[WORKING DATA]
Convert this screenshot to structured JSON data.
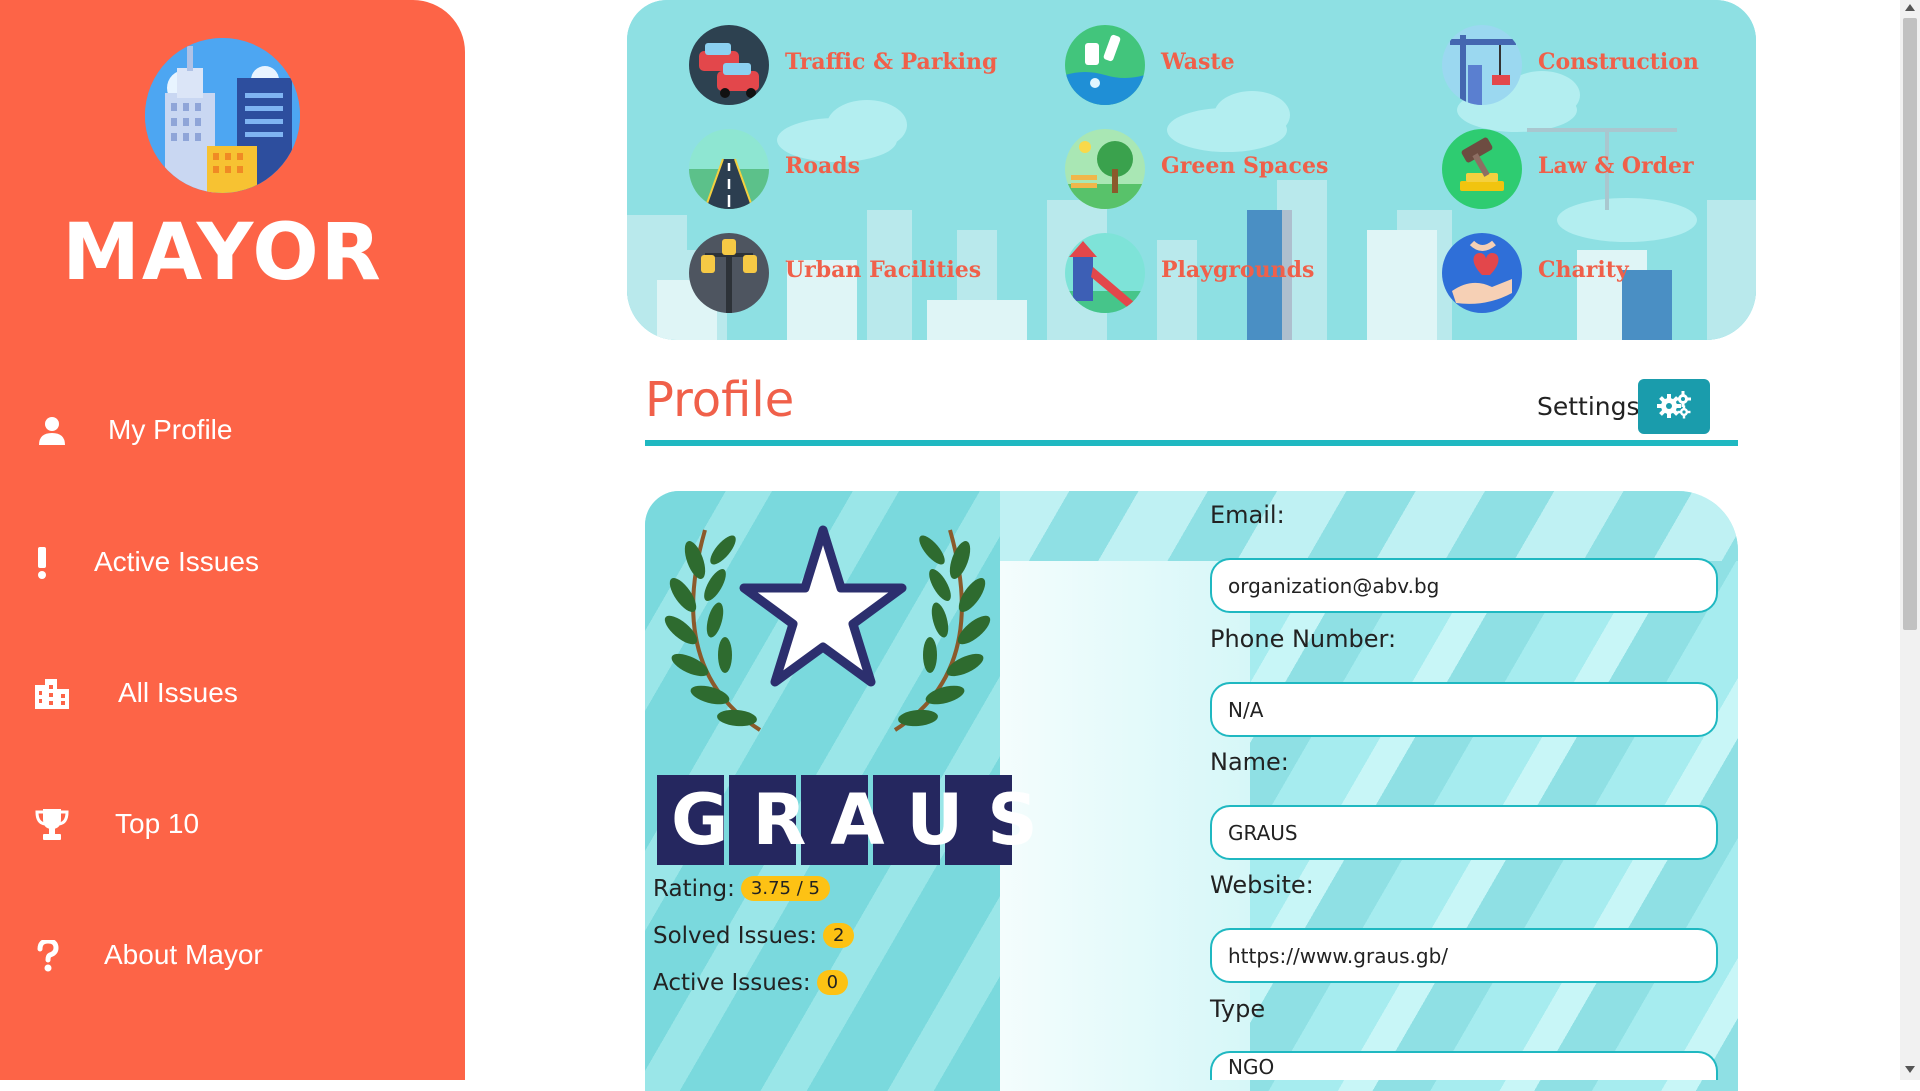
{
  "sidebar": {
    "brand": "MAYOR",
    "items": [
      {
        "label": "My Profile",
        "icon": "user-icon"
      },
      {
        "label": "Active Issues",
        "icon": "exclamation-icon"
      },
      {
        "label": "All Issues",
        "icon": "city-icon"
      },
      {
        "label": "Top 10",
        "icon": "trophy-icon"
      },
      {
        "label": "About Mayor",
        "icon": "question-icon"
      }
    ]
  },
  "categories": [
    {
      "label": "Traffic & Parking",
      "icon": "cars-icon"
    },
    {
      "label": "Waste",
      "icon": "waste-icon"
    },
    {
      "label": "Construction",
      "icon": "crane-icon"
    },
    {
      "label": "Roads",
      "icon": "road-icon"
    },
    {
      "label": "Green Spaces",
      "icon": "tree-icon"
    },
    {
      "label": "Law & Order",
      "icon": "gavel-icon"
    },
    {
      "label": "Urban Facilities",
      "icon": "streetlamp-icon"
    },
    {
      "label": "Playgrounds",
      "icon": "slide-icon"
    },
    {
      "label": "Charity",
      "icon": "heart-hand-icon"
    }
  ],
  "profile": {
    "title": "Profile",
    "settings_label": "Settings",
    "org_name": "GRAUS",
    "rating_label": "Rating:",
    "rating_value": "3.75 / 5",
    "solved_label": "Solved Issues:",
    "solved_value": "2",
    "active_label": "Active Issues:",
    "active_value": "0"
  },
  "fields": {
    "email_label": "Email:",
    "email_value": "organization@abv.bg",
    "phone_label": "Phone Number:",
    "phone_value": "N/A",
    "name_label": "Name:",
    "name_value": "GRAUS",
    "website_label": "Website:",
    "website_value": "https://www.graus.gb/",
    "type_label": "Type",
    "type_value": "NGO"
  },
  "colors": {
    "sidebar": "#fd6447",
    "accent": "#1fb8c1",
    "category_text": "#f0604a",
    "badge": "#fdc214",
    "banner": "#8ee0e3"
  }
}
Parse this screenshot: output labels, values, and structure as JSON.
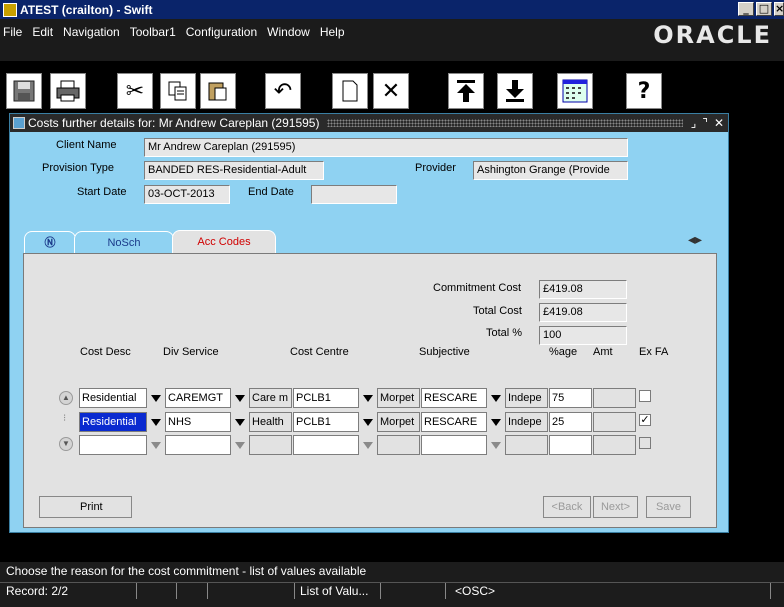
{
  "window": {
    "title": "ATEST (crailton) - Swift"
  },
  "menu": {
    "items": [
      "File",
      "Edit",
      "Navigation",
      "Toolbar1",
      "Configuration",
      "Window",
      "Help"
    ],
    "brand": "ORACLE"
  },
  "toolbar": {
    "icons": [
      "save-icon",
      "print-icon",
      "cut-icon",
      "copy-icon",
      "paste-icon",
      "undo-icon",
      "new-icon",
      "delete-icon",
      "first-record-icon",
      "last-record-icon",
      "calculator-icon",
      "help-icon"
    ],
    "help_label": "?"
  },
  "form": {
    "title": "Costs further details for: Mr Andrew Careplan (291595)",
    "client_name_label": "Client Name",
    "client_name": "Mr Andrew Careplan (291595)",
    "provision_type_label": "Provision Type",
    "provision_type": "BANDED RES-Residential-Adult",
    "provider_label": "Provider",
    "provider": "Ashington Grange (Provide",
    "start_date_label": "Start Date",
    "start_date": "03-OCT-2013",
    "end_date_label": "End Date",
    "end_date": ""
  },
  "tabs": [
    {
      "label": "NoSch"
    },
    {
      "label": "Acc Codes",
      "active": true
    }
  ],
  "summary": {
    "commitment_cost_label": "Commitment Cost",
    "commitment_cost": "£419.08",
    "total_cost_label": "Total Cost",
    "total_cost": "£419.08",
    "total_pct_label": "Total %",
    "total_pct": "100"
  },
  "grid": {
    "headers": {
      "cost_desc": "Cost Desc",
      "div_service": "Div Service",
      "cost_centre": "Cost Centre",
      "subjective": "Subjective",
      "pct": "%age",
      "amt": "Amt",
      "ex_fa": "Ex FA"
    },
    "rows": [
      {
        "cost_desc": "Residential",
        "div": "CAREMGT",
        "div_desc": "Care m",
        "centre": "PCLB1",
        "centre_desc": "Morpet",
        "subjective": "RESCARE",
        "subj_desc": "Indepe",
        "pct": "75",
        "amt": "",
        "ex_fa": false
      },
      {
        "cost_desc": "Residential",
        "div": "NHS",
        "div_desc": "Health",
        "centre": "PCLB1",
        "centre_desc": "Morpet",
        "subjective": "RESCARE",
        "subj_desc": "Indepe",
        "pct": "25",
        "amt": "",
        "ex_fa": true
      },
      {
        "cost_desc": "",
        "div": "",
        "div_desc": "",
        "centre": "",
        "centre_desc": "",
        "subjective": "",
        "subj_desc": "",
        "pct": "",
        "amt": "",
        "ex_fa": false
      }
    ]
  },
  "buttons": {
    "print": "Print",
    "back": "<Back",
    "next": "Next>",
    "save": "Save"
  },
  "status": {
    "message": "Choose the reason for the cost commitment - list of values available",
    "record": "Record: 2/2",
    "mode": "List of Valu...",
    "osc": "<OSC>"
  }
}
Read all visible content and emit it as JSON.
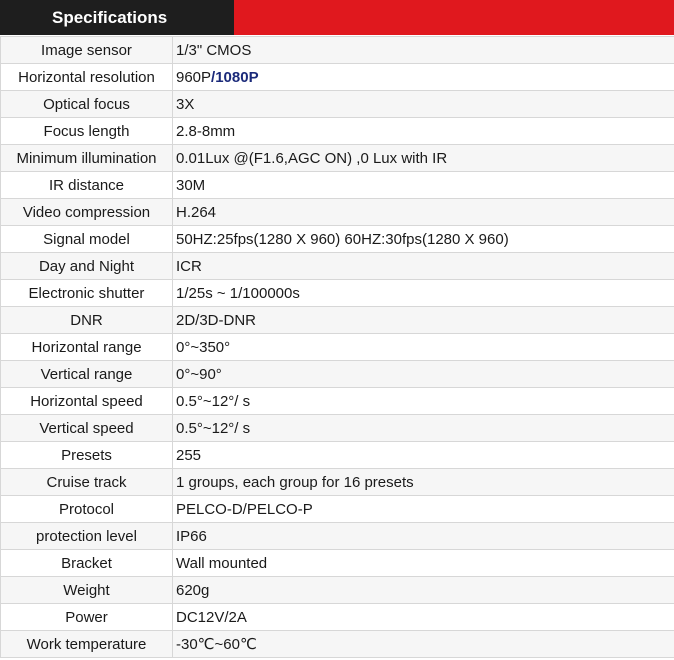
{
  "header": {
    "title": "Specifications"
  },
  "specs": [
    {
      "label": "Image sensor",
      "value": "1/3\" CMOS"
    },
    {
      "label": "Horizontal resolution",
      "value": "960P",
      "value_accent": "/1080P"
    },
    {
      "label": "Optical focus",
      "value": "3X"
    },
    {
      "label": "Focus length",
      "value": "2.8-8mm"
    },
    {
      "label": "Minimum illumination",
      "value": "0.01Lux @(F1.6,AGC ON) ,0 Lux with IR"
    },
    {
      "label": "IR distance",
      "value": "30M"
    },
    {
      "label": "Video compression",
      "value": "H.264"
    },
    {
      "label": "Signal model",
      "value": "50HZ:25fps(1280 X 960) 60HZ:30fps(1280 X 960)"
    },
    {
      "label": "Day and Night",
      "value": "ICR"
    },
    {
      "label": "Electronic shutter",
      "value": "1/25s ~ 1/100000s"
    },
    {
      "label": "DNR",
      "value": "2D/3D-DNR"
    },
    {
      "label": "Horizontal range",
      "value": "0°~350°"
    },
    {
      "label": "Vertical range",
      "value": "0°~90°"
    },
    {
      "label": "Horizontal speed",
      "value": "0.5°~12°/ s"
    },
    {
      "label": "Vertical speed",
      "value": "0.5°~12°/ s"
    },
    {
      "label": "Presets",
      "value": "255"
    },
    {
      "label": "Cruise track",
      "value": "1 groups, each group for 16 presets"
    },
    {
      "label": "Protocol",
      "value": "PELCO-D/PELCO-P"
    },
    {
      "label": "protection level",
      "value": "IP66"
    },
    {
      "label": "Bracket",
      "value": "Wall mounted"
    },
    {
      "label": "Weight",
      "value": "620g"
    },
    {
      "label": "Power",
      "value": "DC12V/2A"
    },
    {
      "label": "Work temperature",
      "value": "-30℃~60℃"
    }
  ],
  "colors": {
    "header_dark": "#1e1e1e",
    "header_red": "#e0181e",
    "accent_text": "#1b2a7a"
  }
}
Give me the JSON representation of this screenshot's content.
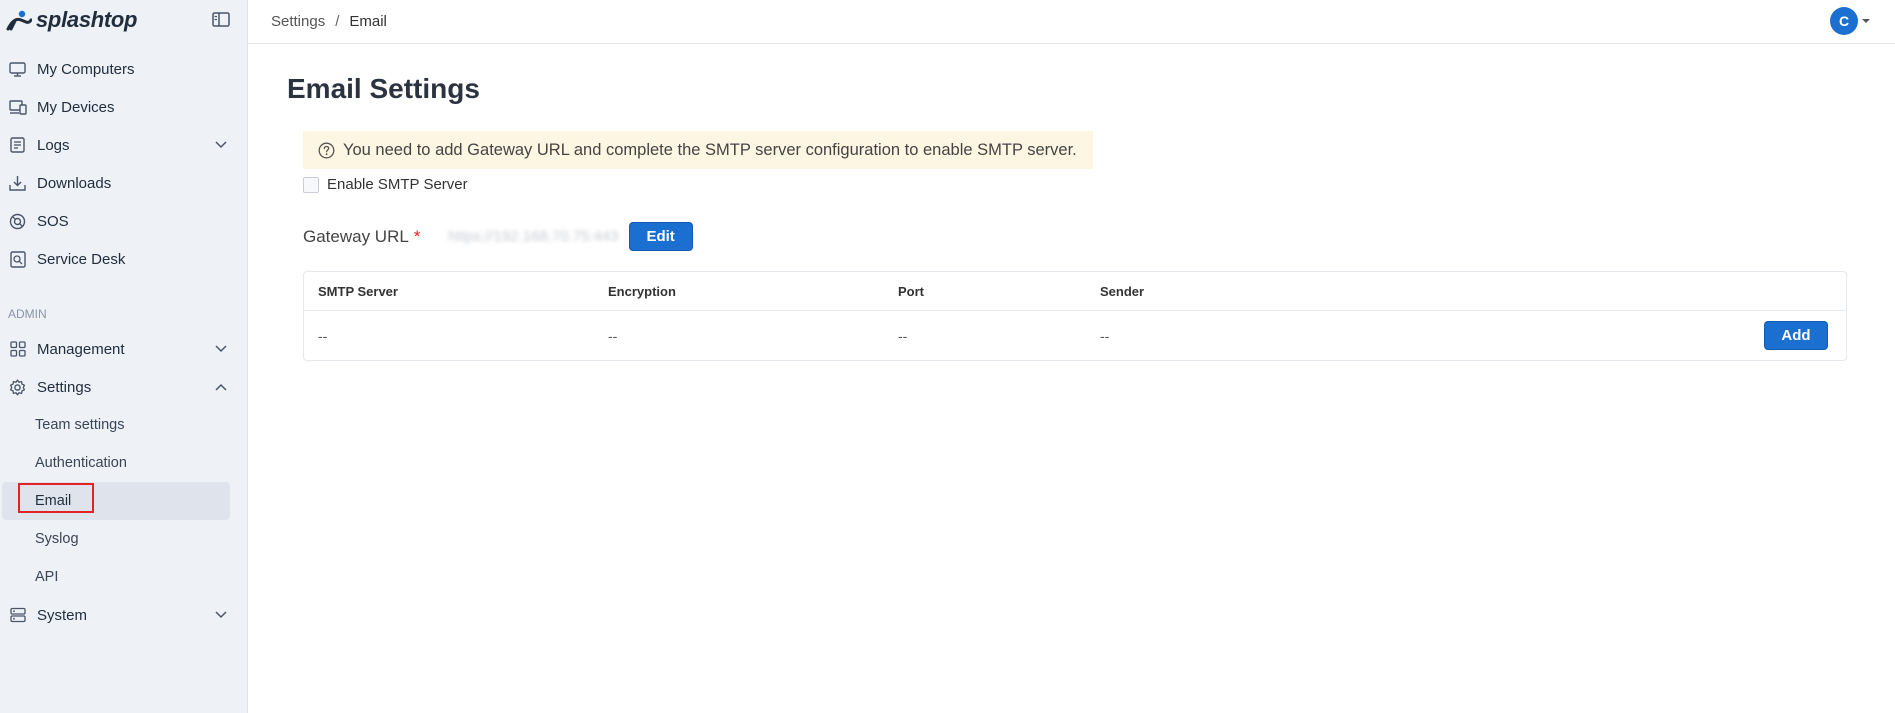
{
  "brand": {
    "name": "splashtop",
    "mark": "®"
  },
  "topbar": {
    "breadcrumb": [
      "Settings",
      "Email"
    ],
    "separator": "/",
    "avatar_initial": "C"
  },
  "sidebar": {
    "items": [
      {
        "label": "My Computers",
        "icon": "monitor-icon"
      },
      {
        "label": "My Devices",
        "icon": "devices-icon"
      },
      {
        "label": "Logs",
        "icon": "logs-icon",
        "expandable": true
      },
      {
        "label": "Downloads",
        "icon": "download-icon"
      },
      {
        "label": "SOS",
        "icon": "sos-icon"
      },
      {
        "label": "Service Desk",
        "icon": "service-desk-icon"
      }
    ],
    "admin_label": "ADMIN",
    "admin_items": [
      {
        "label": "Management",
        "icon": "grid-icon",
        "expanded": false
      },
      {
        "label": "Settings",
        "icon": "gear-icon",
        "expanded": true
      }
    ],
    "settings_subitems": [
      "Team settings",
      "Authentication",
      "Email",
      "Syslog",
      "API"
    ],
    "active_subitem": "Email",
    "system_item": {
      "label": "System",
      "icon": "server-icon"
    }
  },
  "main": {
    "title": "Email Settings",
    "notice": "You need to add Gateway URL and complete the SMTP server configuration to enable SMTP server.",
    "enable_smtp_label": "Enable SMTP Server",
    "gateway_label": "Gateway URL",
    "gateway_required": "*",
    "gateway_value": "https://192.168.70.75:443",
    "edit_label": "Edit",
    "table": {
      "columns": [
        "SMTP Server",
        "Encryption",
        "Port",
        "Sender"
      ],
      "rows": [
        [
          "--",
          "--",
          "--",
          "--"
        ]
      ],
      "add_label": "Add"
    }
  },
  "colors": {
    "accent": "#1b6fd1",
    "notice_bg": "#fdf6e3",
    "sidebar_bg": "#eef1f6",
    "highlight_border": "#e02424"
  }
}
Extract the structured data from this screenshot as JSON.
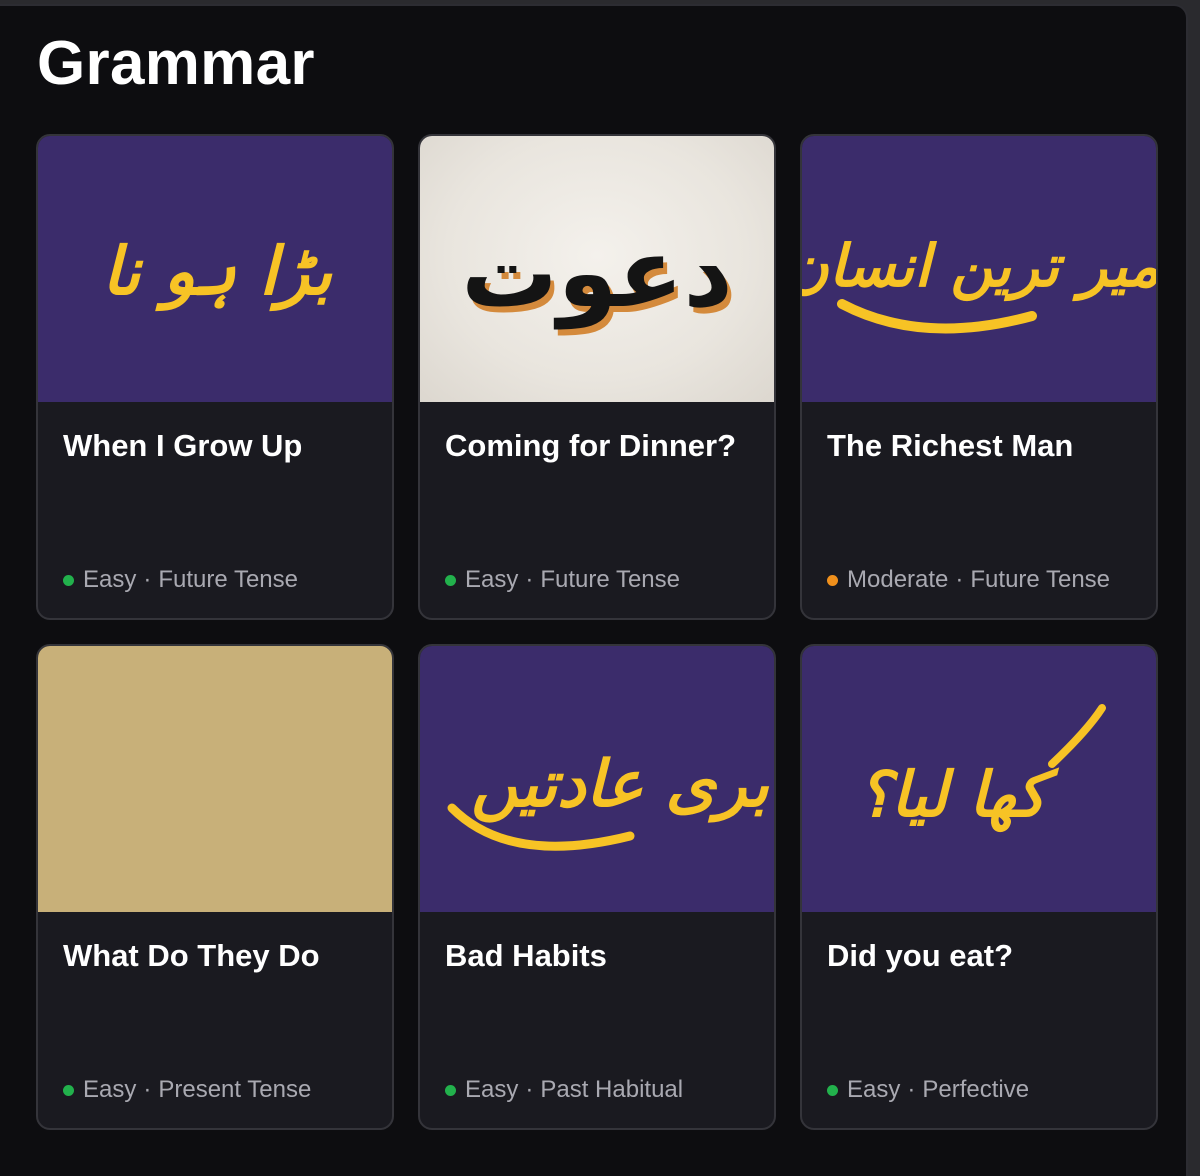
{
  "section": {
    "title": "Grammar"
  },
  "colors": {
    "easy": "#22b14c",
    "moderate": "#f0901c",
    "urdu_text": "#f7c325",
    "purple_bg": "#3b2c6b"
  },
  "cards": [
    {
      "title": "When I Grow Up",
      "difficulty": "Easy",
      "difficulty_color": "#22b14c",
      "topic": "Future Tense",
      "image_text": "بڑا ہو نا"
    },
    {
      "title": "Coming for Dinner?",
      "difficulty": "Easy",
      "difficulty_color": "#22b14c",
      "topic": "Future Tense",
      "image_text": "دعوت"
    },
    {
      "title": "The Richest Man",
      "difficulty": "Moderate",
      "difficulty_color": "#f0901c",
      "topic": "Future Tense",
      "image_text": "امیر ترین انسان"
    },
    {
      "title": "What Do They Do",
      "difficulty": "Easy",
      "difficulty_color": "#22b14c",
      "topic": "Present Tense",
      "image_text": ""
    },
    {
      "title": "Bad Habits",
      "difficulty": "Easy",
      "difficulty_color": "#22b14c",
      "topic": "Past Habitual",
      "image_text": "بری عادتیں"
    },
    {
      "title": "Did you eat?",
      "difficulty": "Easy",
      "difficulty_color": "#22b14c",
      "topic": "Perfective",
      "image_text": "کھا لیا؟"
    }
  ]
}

[STATED PROBLEM] Whichever lines contain the string "Horizontal", select and copy them.

[TASK SOLUTION]
      "label": "Horizontal resolution",
      "label": "Horizontal range",
      "label": "Horizontal speed",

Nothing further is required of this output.